WHAT TO DO: From the data below, pull out the lines between the one containing "calendar-week-row: 1 Sunrise: 7:18" and the one containing "day-info: Sunrise: 7:47", inclusive, and copy them without any changes.

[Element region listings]
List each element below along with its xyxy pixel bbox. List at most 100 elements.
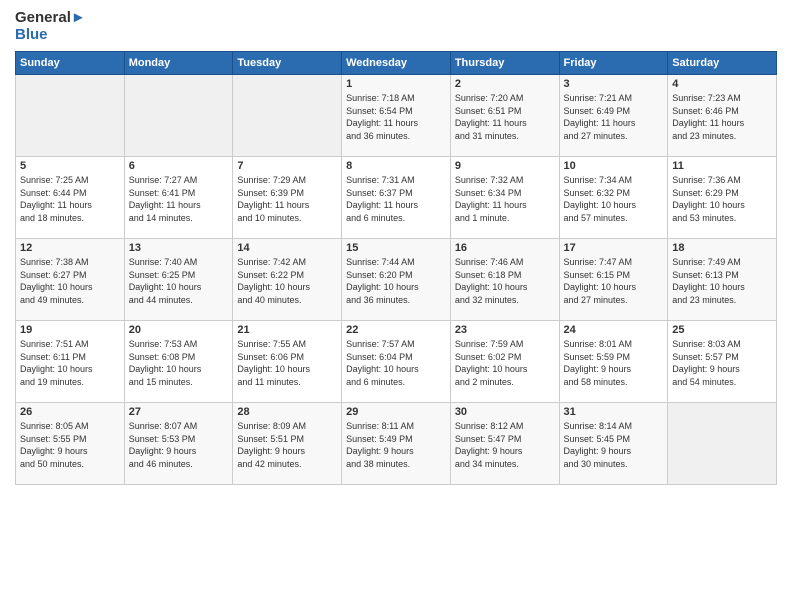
calendar-week-row: 1 Sunrise: 7:18 AM Sunset: 6:54 PM Daylig…	[16, 75, 777, 157]
day-of-week-header: Sunday	[16, 52, 125, 75]
day-info: Sunrise: 7:40 AM Sunset: 6:25 PM Dayligh…	[129, 256, 229, 306]
day-number: 15	[346, 242, 446, 254]
logo: General► Blue	[15, 10, 86, 43]
day-number: 25	[672, 324, 772, 336]
calendar-week-row: 19 Sunrise: 7:51 AM Sunset: 6:11 PM Dayli…	[16, 321, 777, 403]
page-container: General► Blue SundayMondayTuesdayWednesd…	[0, 0, 792, 490]
calendar-week-row: 5Sunrise: 7:25 AM Sunset: 6:44 PM Daylig…	[16, 157, 777, 239]
day-number: 24	[564, 324, 664, 336]
calendar-day-cell: 4 Sunrise: 7:23 AM Sunset: 6:46 PM Daylig…	[668, 75, 777, 157]
day-info: Sunrise: 7:59 AM Sunset: 6:02 PM Dayligh…	[455, 338, 555, 388]
day-info: Sunrise: 7:44 AM Sunset: 6:20 PM Dayligh…	[346, 256, 446, 306]
calendar-day-cell	[16, 75, 125, 157]
calendar-day-cell: 7Sunrise: 7:29 AM Sunset: 6:39 PM Daylig…	[233, 157, 342, 239]
day-number: 26	[20, 406, 120, 418]
calendar-body: 1 Sunrise: 7:18 AM Sunset: 6:54 PM Daylig…	[16, 75, 777, 485]
calendar-day-cell: 31 Sunrise: 8:14 AM Sunset: 5:45 PM Dayli…	[559, 403, 668, 485]
calendar-day-cell: 8 Sunrise: 7:31 AM Sunset: 6:37 PM Daylig…	[342, 157, 451, 239]
day-info: Sunrise: 8:12 AM Sunset: 5:47 PM Dayligh…	[455, 420, 555, 470]
calendar-day-cell: 24 Sunrise: 8:01 AM Sunset: 5:59 PM Dayli…	[559, 321, 668, 403]
day-number: 9	[455, 160, 555, 172]
day-info: Sunrise: 7:47 AM Sunset: 6:15 PM Dayligh…	[564, 256, 664, 306]
day-number: 29	[346, 406, 446, 418]
calendar-week-row: 12 Sunrise: 7:38 AM Sunset: 6:27 PM Dayli…	[16, 239, 777, 321]
day-number: 17	[564, 242, 664, 254]
day-info: Sunrise: 7:36 AM Sunset: 6:29 PM Dayligh…	[672, 174, 772, 224]
day-info: Sunrise: 7:42 AM Sunset: 6:22 PM Dayligh…	[237, 256, 337, 306]
calendar-day-cell: 13 Sunrise: 7:40 AM Sunset: 6:25 PM Dayli…	[124, 239, 233, 321]
day-number: 4	[672, 78, 772, 90]
calendar-day-cell: 28 Sunrise: 8:09 AM Sunset: 5:51 PM Dayli…	[233, 403, 342, 485]
day-number: 7	[237, 160, 337, 172]
logo-blue: Blue	[15, 27, 86, 44]
day-of-week-header: Thursday	[450, 52, 559, 75]
calendar-day-cell: 22 Sunrise: 7:57 AM Sunset: 6:04 PM Dayli…	[342, 321, 451, 403]
day-info: Sunrise: 7:31 AM Sunset: 6:37 PM Dayligh…	[346, 174, 446, 224]
day-info: Sunrise: 8:09 AM Sunset: 5:51 PM Dayligh…	[237, 420, 337, 470]
calendar-day-cell: 23 Sunrise: 7:59 AM Sunset: 6:02 PM Dayli…	[450, 321, 559, 403]
day-number: 20	[129, 324, 229, 336]
calendar-day-cell: 9Sunrise: 7:32 AM Sunset: 6:34 PM Daylig…	[450, 157, 559, 239]
day-number: 21	[237, 324, 337, 336]
day-info: Sunrise: 7:20 AM Sunset: 6:51 PM Dayligh…	[455, 92, 555, 142]
day-number: 18	[672, 242, 772, 254]
day-number: 1	[346, 78, 446, 90]
day-number: 3	[564, 78, 664, 90]
calendar-day-cell: 18Sunrise: 7:49 AM Sunset: 6:13 PM Dayli…	[668, 239, 777, 321]
calendar-day-cell: 5Sunrise: 7:25 AM Sunset: 6:44 PM Daylig…	[16, 157, 125, 239]
calendar-table: SundayMondayTuesdayWednesdayThursdayFrid…	[15, 51, 777, 485]
day-number: 13	[129, 242, 229, 254]
day-number: 11	[672, 160, 772, 172]
day-info: Sunrise: 7:23 AM Sunset: 6:46 PM Dayligh…	[672, 92, 772, 142]
day-number: 23	[455, 324, 555, 336]
day-info: Sunrise: 7:57 AM Sunset: 6:04 PM Dayligh…	[346, 338, 446, 388]
day-number: 22	[346, 324, 446, 336]
day-of-week-header: Monday	[124, 52, 233, 75]
calendar-day-cell: 29Sunrise: 8:11 AM Sunset: 5:49 PM Dayli…	[342, 403, 451, 485]
day-info: Sunrise: 7:55 AM Sunset: 6:06 PM Dayligh…	[237, 338, 337, 388]
day-number: 8	[346, 160, 446, 172]
day-info: Sunrise: 7:51 AM Sunset: 6:11 PM Dayligh…	[20, 338, 120, 388]
day-number: 30	[455, 406, 555, 418]
calendar-day-cell: 26 Sunrise: 8:05 AM Sunset: 5:55 PM Dayli…	[16, 403, 125, 485]
day-info: Sunrise: 7:21 AM Sunset: 6:49 PM Dayligh…	[564, 92, 664, 142]
day-info: Sunrise: 7:38 AM Sunset: 6:27 PM Dayligh…	[20, 256, 120, 306]
calendar-day-cell: 19 Sunrise: 7:51 AM Sunset: 6:11 PM Dayli…	[16, 321, 125, 403]
day-number: 5	[20, 160, 120, 172]
day-number: 31	[564, 406, 664, 418]
calendar-day-cell: 21 Sunrise: 7:55 AM Sunset: 6:06 PM Dayli…	[233, 321, 342, 403]
day-number: 2	[455, 78, 555, 90]
day-info: Sunrise: 7:34 AM Sunset: 6:32 PM Dayligh…	[564, 174, 664, 224]
day-info: Sunrise: 7:27 AM Sunset: 6:41 PM Dayligh…	[129, 174, 229, 224]
calendar-day-cell: 17 Sunrise: 7:47 AM Sunset: 6:15 PM Dayli…	[559, 239, 668, 321]
calendar-day-cell: 15 Sunrise: 7:44 AM Sunset: 6:20 PM Dayli…	[342, 239, 451, 321]
day-info: Sunrise: 8:05 AM Sunset: 5:55 PM Dayligh…	[20, 420, 120, 470]
day-number: 6	[129, 160, 229, 172]
day-number: 14	[237, 242, 337, 254]
calendar-day-cell: 1 Sunrise: 7:18 AM Sunset: 6:54 PM Daylig…	[342, 75, 451, 157]
calendar-day-cell: 6 Sunrise: 7:27 AM Sunset: 6:41 PM Daylig…	[124, 157, 233, 239]
day-number: 16	[455, 242, 555, 254]
day-info: Sunrise: 7:18 AM Sunset: 6:54 PM Dayligh…	[346, 92, 446, 142]
calendar-day-cell: 12 Sunrise: 7:38 AM Sunset: 6:27 PM Dayli…	[16, 239, 125, 321]
calendar-day-cell: 20Sunrise: 7:53 AM Sunset: 6:08 PM Dayli…	[124, 321, 233, 403]
day-number: 28	[237, 406, 337, 418]
logo-text-block: General► Blue	[15, 10, 86, 43]
day-of-week-header: Friday	[559, 52, 668, 75]
calendar-week-row: 26 Sunrise: 8:05 AM Sunset: 5:55 PM Dayli…	[16, 403, 777, 485]
calendar-day-cell: 14 Sunrise: 7:42 AM Sunset: 6:22 PM Dayli…	[233, 239, 342, 321]
day-info: Sunrise: 8:14 AM Sunset: 5:45 PM Dayligh…	[564, 420, 664, 470]
day-info: Sunrise: 8:01 AM Sunset: 5:59 PM Dayligh…	[564, 338, 664, 388]
day-info: Sunrise: 8:03 AM Sunset: 5:57 PM Dayligh…	[672, 338, 772, 388]
day-info: Sunrise: 7:46 AM Sunset: 6:18 PM Dayligh…	[455, 256, 555, 306]
calendar-day-cell: 10Sunrise: 7:34 AM Sunset: 6:32 PM Dayli…	[559, 157, 668, 239]
calendar-day-cell: 27Sunrise: 8:07 AM Sunset: 5:53 PM Dayli…	[124, 403, 233, 485]
day-number: 19	[20, 324, 120, 336]
calendar-day-cell: 2 Sunrise: 7:20 AM Sunset: 6:51 PM Daylig…	[450, 75, 559, 157]
calendar-header: SundayMondayTuesdayWednesdayThursdayFrid…	[16, 52, 777, 75]
calendar-day-cell: 16 Sunrise: 7:46 AM Sunset: 6:18 PM Dayli…	[450, 239, 559, 321]
calendar-day-cell: 30 Sunrise: 8:12 AM Sunset: 5:47 PM Dayli…	[450, 403, 559, 485]
day-info: Sunrise: 8:07 AM Sunset: 5:53 PM Dayligh…	[129, 420, 229, 470]
day-of-week-header: Saturday	[668, 52, 777, 75]
day-number: 12	[20, 242, 120, 254]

EXERCISE ANSWER:
calendar-week-row: 1 Sunrise: 7:18 AM Sunset: 6:54 PM Daylig…	[16, 75, 777, 157]
day-of-week-header: Sunday	[16, 52, 125, 75]
day-info: Sunrise: 7:40 AM Sunset: 6:25 PM Dayligh…	[129, 256, 229, 306]
day-number: 15	[346, 242, 446, 254]
logo: General► Blue	[15, 10, 86, 43]
day-number: 25	[672, 324, 772, 336]
calendar-week-row: 19 Sunrise: 7:51 AM Sunset: 6:11 PM Dayli…	[16, 321, 777, 403]
page-container: General► Blue SundayMondayTuesdayWednesd…	[0, 0, 792, 490]
calendar-week-row: 5Sunrise: 7:25 AM Sunset: 6:44 PM Daylig…	[16, 157, 777, 239]
day-number: 24	[564, 324, 664, 336]
calendar-day-cell: 4 Sunrise: 7:23 AM Sunset: 6:46 PM Daylig…	[668, 75, 777, 157]
day-info: Sunrise: 7:59 AM Sunset: 6:02 PM Dayligh…	[455, 338, 555, 388]
day-info: Sunrise: 7:44 AM Sunset: 6:20 PM Dayligh…	[346, 256, 446, 306]
calendar-day-cell	[16, 75, 125, 157]
calendar-day-cell: 7Sunrise: 7:29 AM Sunset: 6:39 PM Daylig…	[233, 157, 342, 239]
day-number: 26	[20, 406, 120, 418]
calendar-body: 1 Sunrise: 7:18 AM Sunset: 6:54 PM Daylig…	[16, 75, 777, 485]
calendar-day-cell: 31 Sunrise: 8:14 AM Sunset: 5:45 PM Dayli…	[559, 403, 668, 485]
calendar-day-cell: 8 Sunrise: 7:31 AM Sunset: 6:37 PM Daylig…	[342, 157, 451, 239]
day-info: Sunrise: 8:12 AM Sunset: 5:47 PM Dayligh…	[455, 420, 555, 470]
calendar-day-cell: 24 Sunrise: 8:01 AM Sunset: 5:59 PM Dayli…	[559, 321, 668, 403]
day-number: 9	[455, 160, 555, 172]
day-info: Sunrise: 7:47 AM Sunset: 6:15 PM Dayligh…	[564, 256, 664, 306]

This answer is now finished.